▶ _WHAT IS EXPECTED_
Repeat the records. Leave nothing out.

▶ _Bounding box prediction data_
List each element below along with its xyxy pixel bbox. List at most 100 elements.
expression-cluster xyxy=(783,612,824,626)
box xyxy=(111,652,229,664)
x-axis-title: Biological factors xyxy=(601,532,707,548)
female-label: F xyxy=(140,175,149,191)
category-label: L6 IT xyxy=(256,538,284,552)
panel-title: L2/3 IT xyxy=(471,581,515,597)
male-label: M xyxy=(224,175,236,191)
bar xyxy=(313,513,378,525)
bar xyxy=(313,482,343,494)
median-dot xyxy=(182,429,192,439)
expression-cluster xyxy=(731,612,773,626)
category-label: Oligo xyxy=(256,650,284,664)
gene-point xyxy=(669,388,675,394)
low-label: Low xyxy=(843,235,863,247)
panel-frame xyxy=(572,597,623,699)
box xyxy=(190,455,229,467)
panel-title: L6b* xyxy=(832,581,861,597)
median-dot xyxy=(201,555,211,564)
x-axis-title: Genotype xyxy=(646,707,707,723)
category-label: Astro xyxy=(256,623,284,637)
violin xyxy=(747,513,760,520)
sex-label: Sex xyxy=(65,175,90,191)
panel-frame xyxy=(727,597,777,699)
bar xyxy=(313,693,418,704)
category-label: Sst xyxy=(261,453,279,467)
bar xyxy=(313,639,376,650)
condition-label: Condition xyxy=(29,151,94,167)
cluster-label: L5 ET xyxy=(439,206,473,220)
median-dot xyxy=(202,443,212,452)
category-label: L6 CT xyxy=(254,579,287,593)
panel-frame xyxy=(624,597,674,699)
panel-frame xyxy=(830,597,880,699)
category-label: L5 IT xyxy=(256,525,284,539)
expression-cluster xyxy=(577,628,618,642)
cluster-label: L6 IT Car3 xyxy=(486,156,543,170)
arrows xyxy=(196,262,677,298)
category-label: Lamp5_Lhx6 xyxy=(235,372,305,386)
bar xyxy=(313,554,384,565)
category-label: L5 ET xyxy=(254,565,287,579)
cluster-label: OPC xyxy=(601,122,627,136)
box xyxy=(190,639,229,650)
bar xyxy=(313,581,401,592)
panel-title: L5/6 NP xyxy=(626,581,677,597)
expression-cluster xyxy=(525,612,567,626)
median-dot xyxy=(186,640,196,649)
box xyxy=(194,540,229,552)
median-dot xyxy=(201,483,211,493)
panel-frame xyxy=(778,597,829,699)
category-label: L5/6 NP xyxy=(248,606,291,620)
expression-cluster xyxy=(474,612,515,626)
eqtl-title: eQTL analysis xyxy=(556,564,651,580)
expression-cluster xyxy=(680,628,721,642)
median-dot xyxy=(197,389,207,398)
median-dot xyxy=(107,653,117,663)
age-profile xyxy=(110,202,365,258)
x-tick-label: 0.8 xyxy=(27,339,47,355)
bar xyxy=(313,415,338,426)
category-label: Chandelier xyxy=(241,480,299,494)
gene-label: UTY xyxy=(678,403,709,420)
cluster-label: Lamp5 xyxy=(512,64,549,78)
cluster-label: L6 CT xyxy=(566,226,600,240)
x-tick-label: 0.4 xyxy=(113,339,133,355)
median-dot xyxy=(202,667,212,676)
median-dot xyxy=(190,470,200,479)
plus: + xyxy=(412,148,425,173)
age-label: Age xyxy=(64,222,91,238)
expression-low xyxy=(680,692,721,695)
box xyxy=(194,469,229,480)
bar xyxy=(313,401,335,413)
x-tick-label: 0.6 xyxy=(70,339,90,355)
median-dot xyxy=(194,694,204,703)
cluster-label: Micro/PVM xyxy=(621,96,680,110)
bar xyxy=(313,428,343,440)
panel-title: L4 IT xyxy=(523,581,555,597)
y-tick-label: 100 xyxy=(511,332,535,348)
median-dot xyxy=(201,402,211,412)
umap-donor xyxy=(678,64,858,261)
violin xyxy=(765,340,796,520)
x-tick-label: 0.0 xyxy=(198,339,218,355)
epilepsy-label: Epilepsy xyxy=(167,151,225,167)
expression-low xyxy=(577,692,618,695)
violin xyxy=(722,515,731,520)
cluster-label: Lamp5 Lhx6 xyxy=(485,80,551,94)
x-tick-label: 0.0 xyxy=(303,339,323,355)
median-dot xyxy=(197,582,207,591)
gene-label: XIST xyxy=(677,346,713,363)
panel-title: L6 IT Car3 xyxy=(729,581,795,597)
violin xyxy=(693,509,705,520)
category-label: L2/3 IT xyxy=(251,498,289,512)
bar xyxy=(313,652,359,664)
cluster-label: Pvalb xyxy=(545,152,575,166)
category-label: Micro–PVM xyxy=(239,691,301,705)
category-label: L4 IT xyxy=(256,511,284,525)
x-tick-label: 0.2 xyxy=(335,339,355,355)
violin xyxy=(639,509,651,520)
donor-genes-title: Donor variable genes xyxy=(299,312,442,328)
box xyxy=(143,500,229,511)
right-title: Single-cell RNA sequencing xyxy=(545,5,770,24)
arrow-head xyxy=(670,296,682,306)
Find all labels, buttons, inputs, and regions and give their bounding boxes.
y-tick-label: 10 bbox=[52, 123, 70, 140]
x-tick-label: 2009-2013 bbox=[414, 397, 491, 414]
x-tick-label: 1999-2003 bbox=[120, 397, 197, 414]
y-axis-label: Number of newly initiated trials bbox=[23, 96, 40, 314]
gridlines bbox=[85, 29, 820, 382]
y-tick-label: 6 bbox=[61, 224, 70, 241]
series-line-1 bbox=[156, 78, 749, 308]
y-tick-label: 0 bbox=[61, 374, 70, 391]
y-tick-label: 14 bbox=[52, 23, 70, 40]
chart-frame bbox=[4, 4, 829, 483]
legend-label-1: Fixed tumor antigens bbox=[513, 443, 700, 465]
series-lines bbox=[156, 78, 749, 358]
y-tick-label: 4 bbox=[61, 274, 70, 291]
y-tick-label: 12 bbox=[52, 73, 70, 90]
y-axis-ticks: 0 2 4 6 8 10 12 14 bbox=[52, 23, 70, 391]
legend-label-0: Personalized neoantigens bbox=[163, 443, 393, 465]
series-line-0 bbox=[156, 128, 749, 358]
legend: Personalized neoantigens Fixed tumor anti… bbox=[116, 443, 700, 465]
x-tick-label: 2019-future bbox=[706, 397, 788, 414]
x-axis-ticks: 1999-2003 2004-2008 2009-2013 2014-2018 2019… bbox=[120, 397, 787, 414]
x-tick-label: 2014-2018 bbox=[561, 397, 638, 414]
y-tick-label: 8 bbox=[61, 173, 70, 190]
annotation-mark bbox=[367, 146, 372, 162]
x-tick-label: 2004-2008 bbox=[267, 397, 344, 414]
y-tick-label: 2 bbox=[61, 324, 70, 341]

▶ _RESPONSE TO THIS EXERCISE_
List each element below along with its xyxy pixel bbox. List at most 100 elements.
expression-cluster xyxy=(783,612,824,626)
box xyxy=(111,652,229,664)
x-axis-title: Biological factors xyxy=(601,532,707,548)
female-label: F xyxy=(140,175,149,191)
category-label: L6 IT xyxy=(256,538,284,552)
panel-title: L2/3 IT xyxy=(471,581,515,597)
male-label: M xyxy=(224,175,236,191)
bar xyxy=(313,513,378,525)
bar xyxy=(313,482,343,494)
median-dot xyxy=(182,429,192,439)
expression-cluster xyxy=(731,612,773,626)
category-label: Oligo xyxy=(256,650,284,664)
gene-point xyxy=(669,388,675,394)
low-label: Low xyxy=(843,235,863,247)
panel-frame xyxy=(572,597,623,699)
box xyxy=(190,455,229,467)
panel-title: L6b* xyxy=(832,581,861,597)
median-dot xyxy=(201,555,211,564)
x-axis-title: Genotype xyxy=(646,707,707,723)
category-label: Astro xyxy=(256,623,284,637)
violin xyxy=(747,513,760,520)
sex-label: Sex xyxy=(65,175,90,191)
panel-frame xyxy=(727,597,777,699)
bar xyxy=(313,693,418,704)
category-label: Sst xyxy=(261,453,279,467)
bar xyxy=(313,639,376,650)
condition-label: Condition xyxy=(29,151,94,167)
cluster-label: L5 ET xyxy=(439,206,473,220)
median-dot xyxy=(202,443,212,452)
category-label: L6 CT xyxy=(254,579,287,593)
panel-frame xyxy=(624,597,674,699)
panel-frame xyxy=(830,597,880,699)
category-label: L5 IT xyxy=(256,525,284,539)
expression-cluster xyxy=(577,628,618,642)
cluster-label: L6 IT Car3 xyxy=(486,156,543,170)
arrows xyxy=(196,262,677,298)
category-label: Lamp5_Lhx6 xyxy=(235,372,305,386)
bar xyxy=(313,554,384,565)
category-label: L5 ET xyxy=(254,565,287,579)
cluster-label: OPC xyxy=(601,122,627,136)
box xyxy=(190,639,229,650)
bar xyxy=(313,581,401,592)
panel-title: L5/6 NP xyxy=(626,581,677,597)
expression-cluster xyxy=(525,612,567,626)
median-dot xyxy=(186,640,196,649)
box xyxy=(194,540,229,552)
median-dot xyxy=(201,483,211,493)
panel-frame xyxy=(778,597,829,699)
category-label: L5/6 NP xyxy=(248,606,291,620)
expression-cluster xyxy=(474,612,515,626)
eqtl-title: eQTL analysis xyxy=(556,564,651,580)
expression-cluster xyxy=(680,628,721,642)
median-dot xyxy=(197,389,207,398)
median-dot xyxy=(107,653,117,663)
age-profile xyxy=(110,202,365,258)
x-tick-label: 0.8 xyxy=(27,339,47,355)
bar xyxy=(313,415,338,426)
category-label: Chandelier xyxy=(241,480,299,494)
gene-label: UTY xyxy=(678,403,709,420)
cluster-label: Lamp5 xyxy=(512,64,549,78)
cluster-label: L6 CT xyxy=(566,226,600,240)
x-tick-label: 0.4 xyxy=(113,339,133,355)
median-dot xyxy=(202,667,212,676)
median-dot xyxy=(190,470,200,479)
plus: + xyxy=(412,148,425,173)
age-label: Age xyxy=(64,222,91,238)
expression-low xyxy=(680,692,721,695)
box xyxy=(194,469,229,480)
bar xyxy=(313,401,335,413)
x-tick-label: 0.6 xyxy=(70,339,90,355)
median-dot xyxy=(194,694,204,703)
cluster-label: Micro/PVM xyxy=(621,96,680,110)
bar xyxy=(313,428,343,440)
panel-title: L4 IT xyxy=(523,581,555,597)
y-tick-label: 100 xyxy=(511,332,535,348)
median-dot xyxy=(201,402,211,412)
umap-donor xyxy=(678,64,858,261)
violin xyxy=(765,340,796,520)
x-tick-label: 0.0 xyxy=(198,339,218,355)
epilepsy-label: Epilepsy xyxy=(167,151,225,167)
expression-low xyxy=(577,692,618,695)
violin xyxy=(722,515,731,520)
cluster-label: Lamp5 Lhx6 xyxy=(485,80,551,94)
x-tick-label: 0.0 xyxy=(303,339,323,355)
median-dot xyxy=(197,582,207,591)
gene-label: XIST xyxy=(677,346,713,363)
panel-title: L6 IT Car3 xyxy=(729,581,795,597)
violin xyxy=(693,509,705,520)
category-label: L2/3 IT xyxy=(251,498,289,512)
bar xyxy=(313,652,359,664)
cluster-label: Pvalb xyxy=(545,152,575,166)
category-label: Micro–PVM xyxy=(239,691,301,705)
category-label: L4 IT xyxy=(256,511,284,525)
x-tick-label: 0.2 xyxy=(335,339,355,355)
violin xyxy=(639,509,651,520)
donor-genes-title: Donor variable genes xyxy=(299,312,442,328)
box xyxy=(143,500,229,511)
right-title: Single-cell RNA sequencing xyxy=(545,5,770,24)
arrow-head xyxy=(670,296,682,306)
Find all labels, buttons, inputs, and regions and give their bounding boxes.
y-tick-label: 10 bbox=[52, 123, 70, 140]
x-tick-label: 2009-2013 bbox=[414, 397, 491, 414]
x-tick-label: 1999-2003 bbox=[120, 397, 197, 414]
y-axis-label: Number of newly initiated trials bbox=[23, 96, 40, 314]
gridlines bbox=[85, 29, 820, 382]
y-tick-label: 6 bbox=[61, 224, 70, 241]
series-line-1 bbox=[156, 78, 749, 308]
y-tick-label: 0 bbox=[61, 374, 70, 391]
y-tick-label: 14 bbox=[52, 23, 70, 40]
chart-frame bbox=[4, 4, 829, 483]
legend-label-1: Fixed tumor antigens bbox=[513, 443, 700, 465]
series-lines bbox=[156, 78, 749, 358]
y-tick-label: 4 bbox=[61, 274, 70, 291]
y-tick-label: 12 bbox=[52, 73, 70, 90]
y-axis-ticks: 0 2 4 6 8 10 12 14 bbox=[52, 23, 70, 391]
legend-label-0: Personalized neoantigens bbox=[163, 443, 393, 465]
series-line-0 bbox=[156, 128, 749, 358]
legend: Personalized neoantigens Fixed tumor anti… bbox=[116, 443, 700, 465]
x-tick-label: 2019-future bbox=[706, 397, 788, 414]
x-axis-ticks: 1999-2003 2004-2008 2009-2013 2014-2018 2019… bbox=[120, 397, 787, 414]
x-tick-label: 2014-2018 bbox=[561, 397, 638, 414]
y-tick-label: 8 bbox=[61, 173, 70, 190]
annotation-mark bbox=[367, 146, 372, 162]
x-tick-label: 2004-2008 bbox=[267, 397, 344, 414]
y-tick-label: 2 bbox=[61, 324, 70, 341]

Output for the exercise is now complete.